— Set task —
How many lines of these entries hold the string "text"? Answer with the number alone.

— The data —
"""
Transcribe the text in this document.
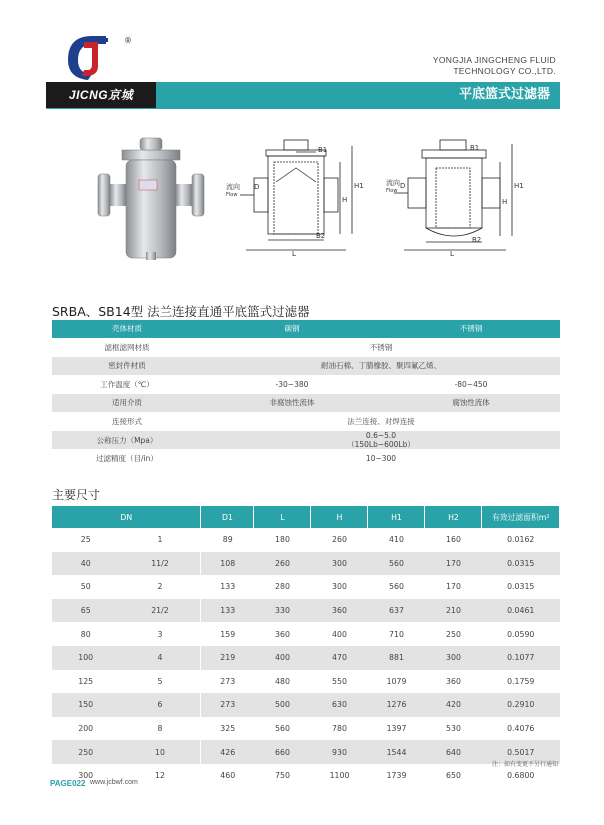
®
YONGJIA JINGCHENG FLUID
TECHNOLOGY CO.,LTD.
JICNG京城	平底篮式过滤器
流向
Flow
D
B1
H1
H
B2
L
流向
Flow
D
B1
H1
H
B2
L
SRBA、SB14型 法兰连接直通平底篮式过滤器
壳体材质	碳钢	不锈钢
滤框滤网材质	不锈钢	
密封件材质	耐油石棉、丁腈橡胶、聚四氟乙烯、	
工作温度（℃）	-30~380	-80~450
适用介质	非腐蚀性流体	腐蚀性流体
连接形式	法兰连接、对焊连接	
公称压力（Mpa）	0.6~5.0
（150Lb~600Lb）	

过滤精度（目/in）	10~300	
主要尺寸
DN		D1	L	H	H1	H2	有效过滤面积m²
25	1	89	180	260	410	160	0.0162
40	11/2	108	260	300	560	170	0.0315
50	2	133	280	300	560	170	0.0315
65	21/2	133	330	360	637	210	0.0461
80	3	159	360	400	710	250	0.0590
100	4	219	400	470	881	300	0.1077
125	5	273	480	550	1079	360	0.1759
150	6	273	500	630	1276	420	0.2910
200	8	325	560	780	1397	530	0.4076
250	10	426	660	930	1544	640	0.5017
300	12	460	750	1100	1739	650	0.6800
注：如有变更不另行通知
PAGE022 www.jcbwf.com
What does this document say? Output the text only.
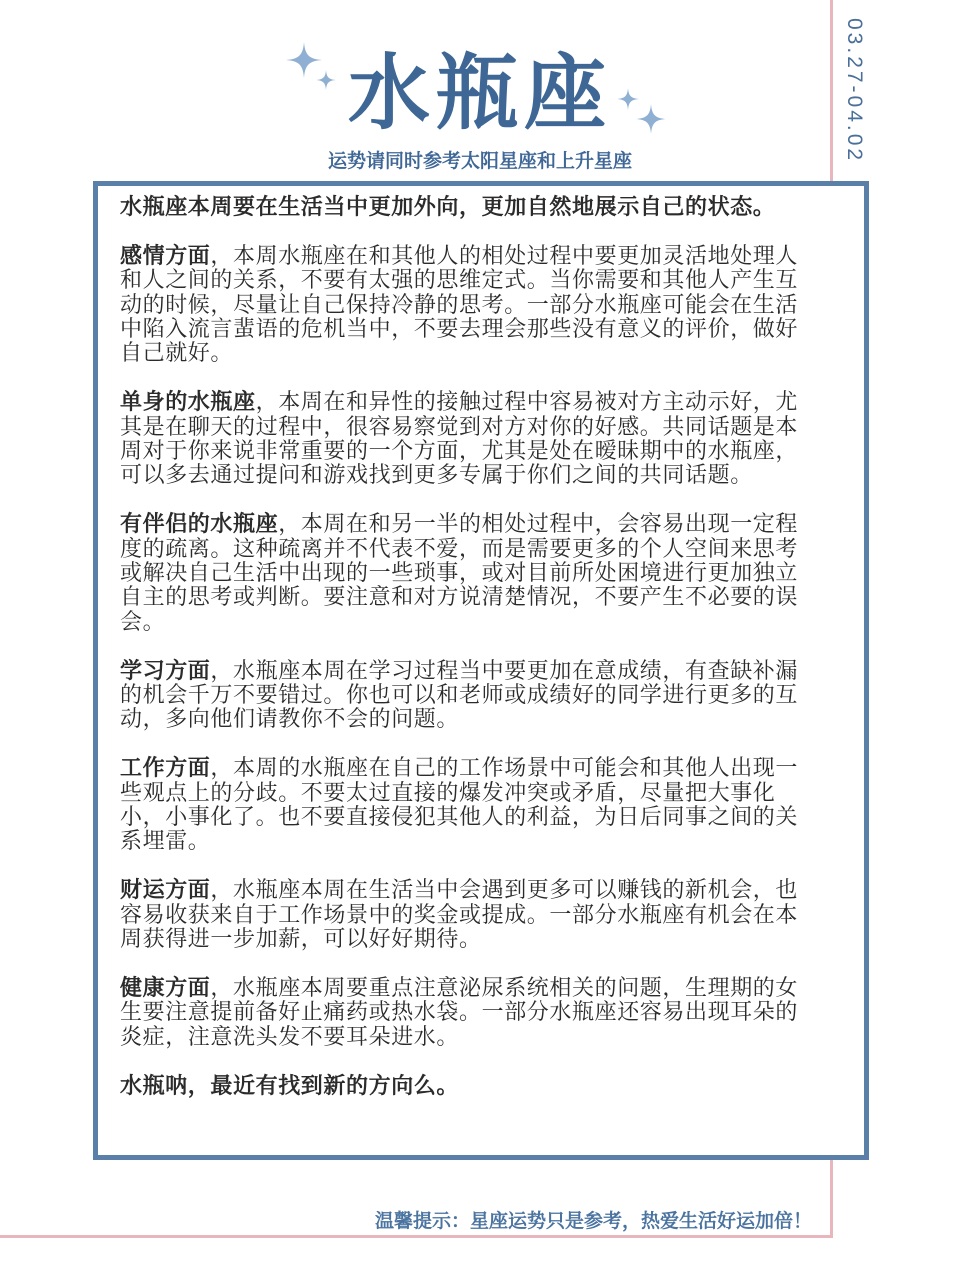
03.27-04.02
水瓶座
运势请同时参考太阳星座和上升星座

水瓶座本周要在生活当中更加外向，更加自然地展示自己的状态。

感情方面，本周水瓶座在和其他人的相处过程中要更加灵活地处理人和人之间的关系，不要有太强的思维定式。当你需要和其他人产生互动的时候，尽量让自己保持冷静的思考。一部分水瓶座可能会在生活中陷入流言蜚语的危机当中，不要去理会那些没有意义的评价，做好自己就好。

单身的水瓶座，本周在和异性的接触过程中容易被对方主动示好，尤其是在聊天的过程中，很容易察觉到对方对你的好感。共同话题是本周对于你来说非常重要的一个方面，尤其是处在暧昧期中的水瓶座，可以多去通过提问和游戏找到更多专属于你们之间的共同话题。

有伴侣的水瓶座，本周在和另一半的相处过程中，会容易出现一定程度的疏离。这种疏离并不代表不爱，而是需要更多的个人空间来思考或解决自己生活中出现的一些琐事，或对目前所处困境进行更加独立自主的思考或判断。要注意和对方说清楚情况，不要产生不必要的误会。

学习方面，水瓶座本周在学习过程当中要更加在意成绩，有查缺补漏的机会千万不要错过。你也可以和老师或成绩好的同学进行更多的互动，多向他们请教你不会的问题。

工作方面，本周的水瓶座在自己的工作场景中可能会和其他人出现一些观点上的分歧。不要太过直接的爆发冲突或矛盾，尽量把大事化小，小事化了。也不要直接侵犯其他人的利益，为日后同事之间的关系埋雷。

财运方面，水瓶座本周在生活当中会遇到更多可以赚钱的新机会，也容易收获来自于工作场景中的奖金或提成。一部分水瓶座有机会在本周获得进一步加薪，可以好好期待。

健康方面，水瓶座本周要重点注意泌尿系统相关的问题，生理期的女生要注意提前备好止痛药或热水袋。一部分水瓶座还容易出现耳朵的炎症，注意洗头发不要耳朵进水。

水瓶呐，最近有找到新的方向么。

温馨提示：星座运势只是参考，热爱生活好运加倍！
"""
— Correct answer —
2